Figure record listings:
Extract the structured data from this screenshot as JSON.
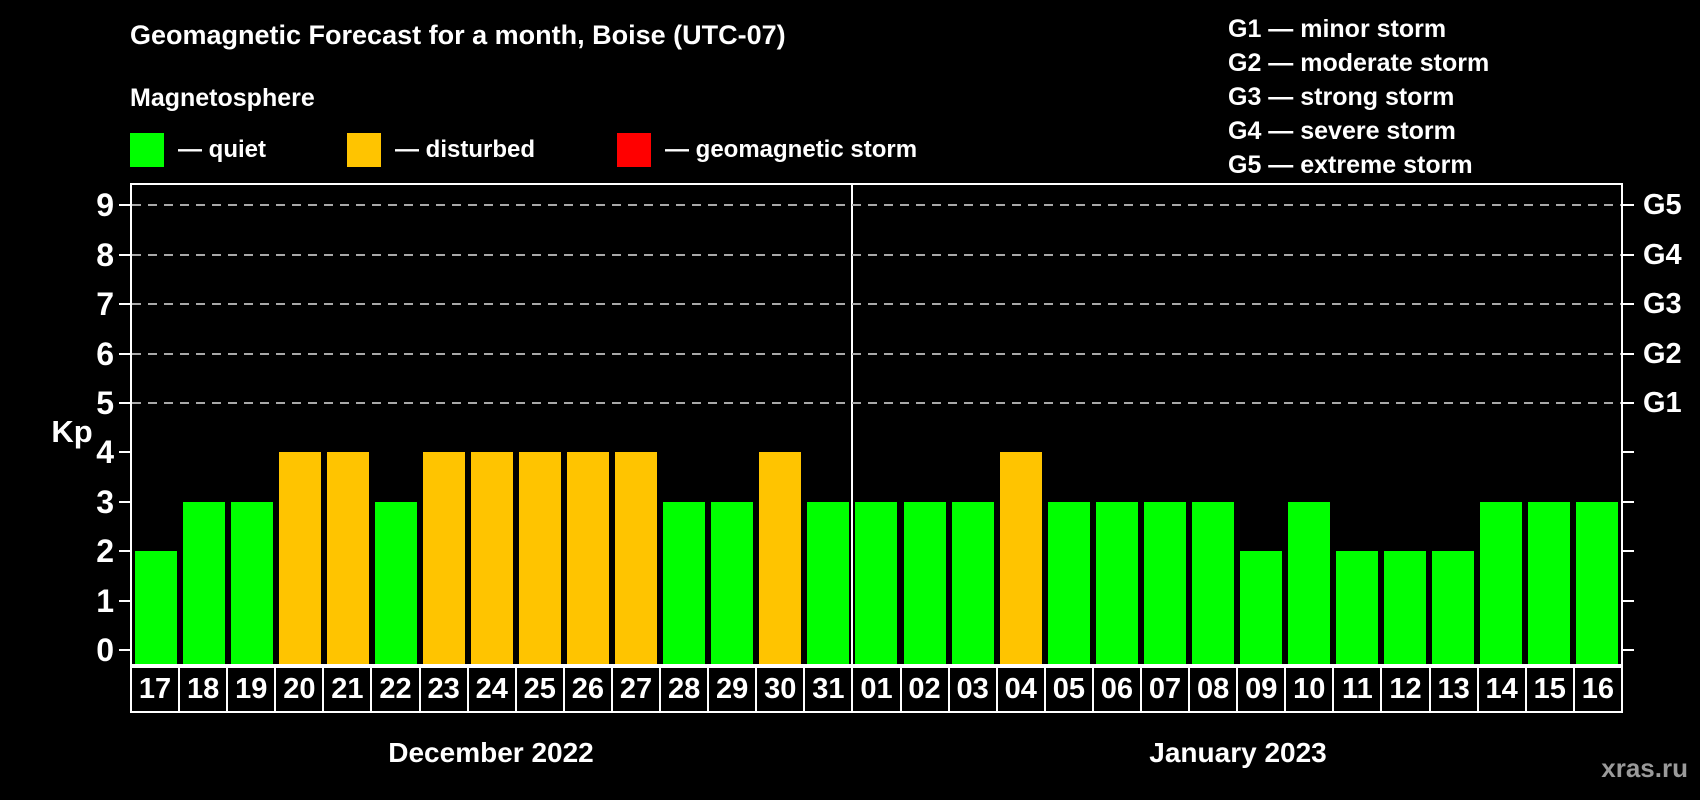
{
  "header": {
    "title": "Geomagnetic Forecast for a month, Boise (UTC-07)",
    "subtitle": "Magnetosphere"
  },
  "magnetosphere_legend": [
    {
      "id": "quiet",
      "swatch_color": "#00ff00",
      "label": "— quiet"
    },
    {
      "id": "disturbed",
      "swatch_color": "#ffc400",
      "label": "— disturbed"
    },
    {
      "id": "storm",
      "swatch_color": "#ff0000",
      "label": "— geomagnetic storm"
    }
  ],
  "storm_scale_legend": [
    "G1 — minor storm",
    "G2 — moderate storm",
    "G3 — strong storm",
    "G4 — severe storm",
    "G5 — extreme storm"
  ],
  "watermark": "xras.ru",
  "chart_data": {
    "type": "bar",
    "title": "Geomagnetic Forecast for a month, Boise (UTC-07)",
    "ylabel": "Kp",
    "ylim": [
      -0.35,
      9.45
    ],
    "y_ticks": [
      0,
      1,
      2,
      3,
      4,
      5,
      6,
      7,
      8,
      9
    ],
    "gridlines_at_kp": [
      5,
      6,
      7,
      8,
      9
    ],
    "grid_style": "dashed gray horizontal lines at storm G-levels",
    "right_axis": [
      {
        "kp": 5,
        "label": "G1"
      },
      {
        "kp": 6,
        "label": "G2"
      },
      {
        "kp": 7,
        "label": "G3"
      },
      {
        "kp": 8,
        "label": "G4"
      },
      {
        "kp": 9,
        "label": "G5"
      }
    ],
    "bar_colors": {
      "quiet": "#00ff00",
      "disturbed": "#ffc400",
      "storm": "#ff0000"
    },
    "months": [
      {
        "label": "December 2022",
        "days": [
          "17",
          "18",
          "19",
          "20",
          "21",
          "22",
          "23",
          "24",
          "25",
          "26",
          "27",
          "28",
          "29",
          "30",
          "31"
        ]
      },
      {
        "label": "January 2023",
        "days": [
          "01",
          "02",
          "03",
          "04",
          "05",
          "06",
          "07",
          "08",
          "09",
          "10",
          "11",
          "12",
          "13",
          "14",
          "15",
          "16"
        ]
      }
    ],
    "values": [
      2,
      3,
      3,
      4,
      4,
      3,
      4,
      4,
      4,
      4,
      4,
      3,
      3,
      4,
      3,
      3,
      3,
      3,
      4,
      3,
      3,
      3,
      3,
      2,
      3,
      2,
      2,
      2,
      3,
      3,
      3
    ],
    "statuses": [
      "quiet",
      "quiet",
      "quiet",
      "disturbed",
      "disturbed",
      "quiet",
      "disturbed",
      "disturbed",
      "disturbed",
      "disturbed",
      "disturbed",
      "quiet",
      "quiet",
      "disturbed",
      "quiet",
      "quiet",
      "quiet",
      "quiet",
      "disturbed",
      "quiet",
      "quiet",
      "quiet",
      "quiet",
      "quiet",
      "quiet",
      "quiet",
      "quiet",
      "quiet",
      "quiet",
      "quiet",
      "quiet"
    ]
  }
}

### Written instruction
Leave the pictures out, and transcribe each of the records exactly.

### Result of this task
Extract the structured data from this screenshot as JSON.
{
  "header": {
    "title": "Geomagnetic Forecast for a month, Boise (UTC-07)",
    "subtitle": "Magnetosphere"
  },
  "magnetosphere_legend": [
    {
      "id": "quiet",
      "swatch_color": "#00ff00",
      "label": "— quiet"
    },
    {
      "id": "disturbed",
      "swatch_color": "#ffc400",
      "label": "— disturbed"
    },
    {
      "id": "storm",
      "swatch_color": "#ff0000",
      "label": "— geomagnetic storm"
    }
  ],
  "storm_scale_legend": [
    "G1 — minor storm",
    "G2 — moderate storm",
    "G3 — strong storm",
    "G4 — severe storm",
    "G5 — extreme storm"
  ],
  "watermark": "xras.ru",
  "chart_data": {
    "type": "bar",
    "title": "Geomagnetic Forecast for a month, Boise (UTC-07)",
    "ylabel": "Kp",
    "ylim": [
      -0.35,
      9.45
    ],
    "y_ticks": [
      0,
      1,
      2,
      3,
      4,
      5,
      6,
      7,
      8,
      9
    ],
    "gridlines_at_kp": [
      5,
      6,
      7,
      8,
      9
    ],
    "grid_style": "dashed gray horizontal lines at storm G-levels",
    "right_axis": [
      {
        "kp": 5,
        "label": "G1"
      },
      {
        "kp": 6,
        "label": "G2"
      },
      {
        "kp": 7,
        "label": "G3"
      },
      {
        "kp": 8,
        "label": "G4"
      },
      {
        "kp": 9,
        "label": "G5"
      }
    ],
    "bar_colors": {
      "quiet": "#00ff00",
      "disturbed": "#ffc400",
      "storm": "#ff0000"
    },
    "months": [
      {
        "label": "December 2022",
        "days": [
          "17",
          "18",
          "19",
          "20",
          "21",
          "22",
          "23",
          "24",
          "25",
          "26",
          "27",
          "28",
          "29",
          "30",
          "31"
        ]
      },
      {
        "label": "January 2023",
        "days": [
          "01",
          "02",
          "03",
          "04",
          "05",
          "06",
          "07",
          "08",
          "09",
          "10",
          "11",
          "12",
          "13",
          "14",
          "15",
          "16"
        ]
      }
    ],
    "values": [
      2,
      3,
      3,
      4,
      4,
      3,
      4,
      4,
      4,
      4,
      4,
      3,
      3,
      4,
      3,
      3,
      3,
      3,
      4,
      3,
      3,
      3,
      3,
      2,
      3,
      2,
      2,
      2,
      3,
      3,
      3
    ],
    "statuses": [
      "quiet",
      "quiet",
      "quiet",
      "disturbed",
      "disturbed",
      "quiet",
      "disturbed",
      "disturbed",
      "disturbed",
      "disturbed",
      "disturbed",
      "quiet",
      "quiet",
      "disturbed",
      "quiet",
      "quiet",
      "quiet",
      "quiet",
      "disturbed",
      "quiet",
      "quiet",
      "quiet",
      "quiet",
      "quiet",
      "quiet",
      "quiet",
      "quiet",
      "quiet",
      "quiet",
      "quiet",
      "quiet"
    ]
  }
}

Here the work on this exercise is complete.